"""
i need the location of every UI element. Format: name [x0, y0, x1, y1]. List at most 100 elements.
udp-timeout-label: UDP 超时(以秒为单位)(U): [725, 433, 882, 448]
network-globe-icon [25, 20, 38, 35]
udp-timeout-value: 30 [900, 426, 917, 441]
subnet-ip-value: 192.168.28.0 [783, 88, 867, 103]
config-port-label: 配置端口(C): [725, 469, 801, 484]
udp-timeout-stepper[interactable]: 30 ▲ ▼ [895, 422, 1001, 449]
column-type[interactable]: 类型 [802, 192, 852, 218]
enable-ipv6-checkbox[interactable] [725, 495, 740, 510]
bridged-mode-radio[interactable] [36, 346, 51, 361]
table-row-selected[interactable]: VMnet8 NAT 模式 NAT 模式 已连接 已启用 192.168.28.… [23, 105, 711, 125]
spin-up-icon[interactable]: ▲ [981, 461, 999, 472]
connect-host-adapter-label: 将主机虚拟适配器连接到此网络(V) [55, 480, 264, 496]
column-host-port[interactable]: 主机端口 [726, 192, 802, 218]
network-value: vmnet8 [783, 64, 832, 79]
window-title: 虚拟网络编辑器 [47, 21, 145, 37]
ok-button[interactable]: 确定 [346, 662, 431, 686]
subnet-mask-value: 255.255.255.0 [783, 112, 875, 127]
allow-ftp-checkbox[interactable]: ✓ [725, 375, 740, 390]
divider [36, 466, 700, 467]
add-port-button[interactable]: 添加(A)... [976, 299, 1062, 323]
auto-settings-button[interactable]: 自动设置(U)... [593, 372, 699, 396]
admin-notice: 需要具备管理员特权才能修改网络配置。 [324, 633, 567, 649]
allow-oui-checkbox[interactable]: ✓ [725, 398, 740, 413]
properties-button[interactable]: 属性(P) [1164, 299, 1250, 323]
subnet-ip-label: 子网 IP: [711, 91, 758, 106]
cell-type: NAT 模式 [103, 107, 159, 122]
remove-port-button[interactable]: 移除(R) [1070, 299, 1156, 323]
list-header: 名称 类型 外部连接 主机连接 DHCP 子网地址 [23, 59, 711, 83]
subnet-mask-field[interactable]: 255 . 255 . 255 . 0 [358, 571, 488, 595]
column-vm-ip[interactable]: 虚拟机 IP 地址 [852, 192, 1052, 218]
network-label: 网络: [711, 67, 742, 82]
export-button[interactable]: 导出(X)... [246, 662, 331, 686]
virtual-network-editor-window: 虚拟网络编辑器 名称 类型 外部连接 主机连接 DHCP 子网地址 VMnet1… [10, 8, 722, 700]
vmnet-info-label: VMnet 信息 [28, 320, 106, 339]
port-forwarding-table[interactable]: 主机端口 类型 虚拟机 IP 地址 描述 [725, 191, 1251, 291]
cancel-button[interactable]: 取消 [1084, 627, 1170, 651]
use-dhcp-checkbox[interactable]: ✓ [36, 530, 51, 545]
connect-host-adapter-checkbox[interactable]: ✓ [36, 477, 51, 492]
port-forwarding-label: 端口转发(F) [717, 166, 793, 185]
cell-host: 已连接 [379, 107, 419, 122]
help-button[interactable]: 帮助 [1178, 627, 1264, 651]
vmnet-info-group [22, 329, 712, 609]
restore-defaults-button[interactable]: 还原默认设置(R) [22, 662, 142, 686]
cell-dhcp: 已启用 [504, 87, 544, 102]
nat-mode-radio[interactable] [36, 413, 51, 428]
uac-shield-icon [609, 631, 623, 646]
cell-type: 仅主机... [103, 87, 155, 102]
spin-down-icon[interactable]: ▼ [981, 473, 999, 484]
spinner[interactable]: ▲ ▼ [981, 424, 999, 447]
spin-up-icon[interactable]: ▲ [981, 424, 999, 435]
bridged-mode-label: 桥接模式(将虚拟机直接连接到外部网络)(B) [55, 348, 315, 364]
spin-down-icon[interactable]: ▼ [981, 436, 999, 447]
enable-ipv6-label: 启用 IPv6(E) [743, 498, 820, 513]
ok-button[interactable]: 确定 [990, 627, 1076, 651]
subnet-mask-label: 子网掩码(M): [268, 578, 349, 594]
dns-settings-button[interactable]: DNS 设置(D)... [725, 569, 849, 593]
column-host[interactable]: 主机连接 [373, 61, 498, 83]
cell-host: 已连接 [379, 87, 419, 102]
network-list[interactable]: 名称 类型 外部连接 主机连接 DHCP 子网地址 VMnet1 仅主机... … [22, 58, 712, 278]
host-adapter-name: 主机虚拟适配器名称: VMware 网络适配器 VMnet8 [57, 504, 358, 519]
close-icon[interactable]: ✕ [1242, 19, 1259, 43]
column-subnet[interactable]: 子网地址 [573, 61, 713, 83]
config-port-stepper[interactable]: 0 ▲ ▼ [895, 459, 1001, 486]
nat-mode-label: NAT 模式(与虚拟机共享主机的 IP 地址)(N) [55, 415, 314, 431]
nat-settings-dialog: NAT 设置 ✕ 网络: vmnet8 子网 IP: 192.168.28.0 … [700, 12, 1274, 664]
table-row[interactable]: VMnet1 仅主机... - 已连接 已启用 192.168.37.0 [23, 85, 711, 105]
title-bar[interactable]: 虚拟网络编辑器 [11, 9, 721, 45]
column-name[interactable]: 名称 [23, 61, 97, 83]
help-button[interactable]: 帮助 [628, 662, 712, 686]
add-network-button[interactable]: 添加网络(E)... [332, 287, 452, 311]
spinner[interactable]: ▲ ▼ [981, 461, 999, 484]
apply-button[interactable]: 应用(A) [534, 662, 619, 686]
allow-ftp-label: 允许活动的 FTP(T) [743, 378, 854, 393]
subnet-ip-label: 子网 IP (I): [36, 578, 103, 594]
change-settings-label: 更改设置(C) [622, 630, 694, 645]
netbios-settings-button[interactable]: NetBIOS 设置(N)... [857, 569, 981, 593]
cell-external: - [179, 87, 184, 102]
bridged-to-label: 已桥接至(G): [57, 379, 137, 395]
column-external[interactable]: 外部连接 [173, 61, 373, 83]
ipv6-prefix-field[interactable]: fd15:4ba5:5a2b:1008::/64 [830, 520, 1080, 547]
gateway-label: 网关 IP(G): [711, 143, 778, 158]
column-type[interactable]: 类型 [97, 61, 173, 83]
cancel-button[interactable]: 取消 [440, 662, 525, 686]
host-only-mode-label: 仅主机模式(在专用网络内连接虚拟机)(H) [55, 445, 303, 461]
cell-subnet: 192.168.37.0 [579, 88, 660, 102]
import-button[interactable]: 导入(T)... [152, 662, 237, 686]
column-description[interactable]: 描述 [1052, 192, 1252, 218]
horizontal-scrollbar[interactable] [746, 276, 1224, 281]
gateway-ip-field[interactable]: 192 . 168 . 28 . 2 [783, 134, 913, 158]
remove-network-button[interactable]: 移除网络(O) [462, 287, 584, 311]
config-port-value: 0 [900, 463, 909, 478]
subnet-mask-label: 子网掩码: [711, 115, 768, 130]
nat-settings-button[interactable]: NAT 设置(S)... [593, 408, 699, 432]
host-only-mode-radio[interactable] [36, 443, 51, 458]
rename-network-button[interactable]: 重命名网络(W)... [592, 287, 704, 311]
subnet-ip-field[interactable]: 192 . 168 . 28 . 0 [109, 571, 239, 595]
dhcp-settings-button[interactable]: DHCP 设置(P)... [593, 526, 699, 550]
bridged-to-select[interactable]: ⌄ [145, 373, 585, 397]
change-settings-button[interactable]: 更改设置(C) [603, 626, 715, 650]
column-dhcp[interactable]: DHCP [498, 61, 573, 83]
"""
▶ TASK STATEMENT:
Collect every line in the material above that contains the string "外部连接", and copy each one in full.

▶ OUTPUT FOR THIS EXERCISE:
list-header: 名称 类型 外部连接 主机连接 DHCP 子网地址 [23, 59, 711, 83]
virtual-network-editor-window: 虚拟网络编辑器 名称 类型 外部连接 主机连接 DHCP 子网地址 VMnet1… [10, 8, 722, 700]
network-list[interactable]: 名称 类型 外部连接 主机连接 DHCP 子网地址 VMnet1 仅主机... … [22, 58, 712, 278]
column-external[interactable]: 外部连接 [173, 61, 373, 83]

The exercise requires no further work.